◆ What to do
Please transcribe the listing below in full and word for word, without its pictures.

----

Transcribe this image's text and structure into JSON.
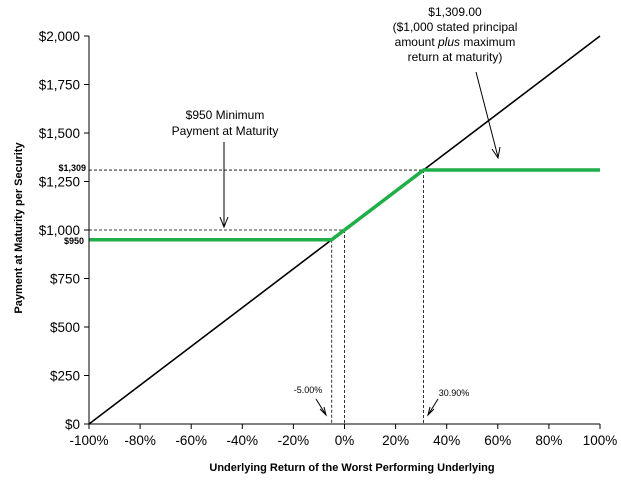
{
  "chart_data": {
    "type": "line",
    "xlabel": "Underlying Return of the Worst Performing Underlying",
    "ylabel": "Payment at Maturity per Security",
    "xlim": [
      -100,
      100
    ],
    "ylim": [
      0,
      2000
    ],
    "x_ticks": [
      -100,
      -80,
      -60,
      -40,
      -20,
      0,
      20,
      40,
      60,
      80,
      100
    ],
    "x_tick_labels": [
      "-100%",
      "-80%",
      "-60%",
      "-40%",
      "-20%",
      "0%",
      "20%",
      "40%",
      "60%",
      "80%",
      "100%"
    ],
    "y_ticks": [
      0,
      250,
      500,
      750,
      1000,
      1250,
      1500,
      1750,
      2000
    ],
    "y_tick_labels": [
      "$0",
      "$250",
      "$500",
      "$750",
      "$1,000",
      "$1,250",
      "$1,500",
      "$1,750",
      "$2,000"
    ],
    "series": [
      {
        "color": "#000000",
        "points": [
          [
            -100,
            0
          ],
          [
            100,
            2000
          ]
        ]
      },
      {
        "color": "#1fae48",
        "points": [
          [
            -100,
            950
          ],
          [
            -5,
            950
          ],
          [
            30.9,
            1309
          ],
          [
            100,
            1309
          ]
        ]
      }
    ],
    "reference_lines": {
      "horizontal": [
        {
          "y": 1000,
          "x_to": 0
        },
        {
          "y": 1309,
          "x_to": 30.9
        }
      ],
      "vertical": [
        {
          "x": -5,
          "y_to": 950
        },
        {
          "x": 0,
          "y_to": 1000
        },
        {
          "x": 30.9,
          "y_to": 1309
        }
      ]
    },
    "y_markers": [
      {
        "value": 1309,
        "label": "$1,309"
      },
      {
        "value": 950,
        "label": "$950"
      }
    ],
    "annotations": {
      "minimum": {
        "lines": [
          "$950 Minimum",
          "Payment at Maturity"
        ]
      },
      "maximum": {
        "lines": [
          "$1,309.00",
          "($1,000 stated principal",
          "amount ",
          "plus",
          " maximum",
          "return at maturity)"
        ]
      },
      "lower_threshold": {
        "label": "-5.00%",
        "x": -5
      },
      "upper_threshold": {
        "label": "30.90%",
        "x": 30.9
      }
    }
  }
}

----

◆ Task response
Transcribe this image's text and structure into JSON.
{
  "chart_data": {
    "type": "line",
    "xlabel": "Underlying Return of the Worst Performing Underlying",
    "ylabel": "Payment at Maturity per Security",
    "xlim": [
      -100,
      100
    ],
    "ylim": [
      0,
      2000
    ],
    "x_ticks": [
      -100,
      -80,
      -60,
      -40,
      -20,
      0,
      20,
      40,
      60,
      80,
      100
    ],
    "x_tick_labels": [
      "-100%",
      "-80%",
      "-60%",
      "-40%",
      "-20%",
      "0%",
      "20%",
      "40%",
      "60%",
      "80%",
      "100%"
    ],
    "y_ticks": [
      0,
      250,
      500,
      750,
      1000,
      1250,
      1500,
      1750,
      2000
    ],
    "y_tick_labels": [
      "$0",
      "$250",
      "$500",
      "$750",
      "$1,000",
      "$1,250",
      "$1,500",
      "$1,750",
      "$2,000"
    ],
    "series": [
      {
        "color": "#000000",
        "points": [
          [
            -100,
            0
          ],
          [
            100,
            2000
          ]
        ]
      },
      {
        "color": "#1fae48",
        "points": [
          [
            -100,
            950
          ],
          [
            -5,
            950
          ],
          [
            30.9,
            1309
          ],
          [
            100,
            1309
          ]
        ]
      }
    ],
    "reference_lines": {
      "horizontal": [
        {
          "y": 1000,
          "x_to": 0
        },
        {
          "y": 1309,
          "x_to": 30.9
        }
      ],
      "vertical": [
        {
          "x": -5,
          "y_to": 950
        },
        {
          "x": 0,
          "y_to": 1000
        },
        {
          "x": 30.9,
          "y_to": 1309
        }
      ]
    },
    "y_markers": [
      {
        "value": 1309,
        "label": "$1,309"
      },
      {
        "value": 950,
        "label": "$950"
      }
    ],
    "annotations": {
      "minimum": {
        "lines": [
          "$950 Minimum",
          "Payment at Maturity"
        ]
      },
      "maximum": {
        "lines": [
          "$1,309.00",
          "($1,000 stated principal",
          "amount ",
          "plus",
          " maximum",
          "return at maturity)"
        ]
      },
      "lower_threshold": {
        "label": "-5.00%",
        "x": -5
      },
      "upper_threshold": {
        "label": "30.90%",
        "x": 30.9
      }
    }
  }
}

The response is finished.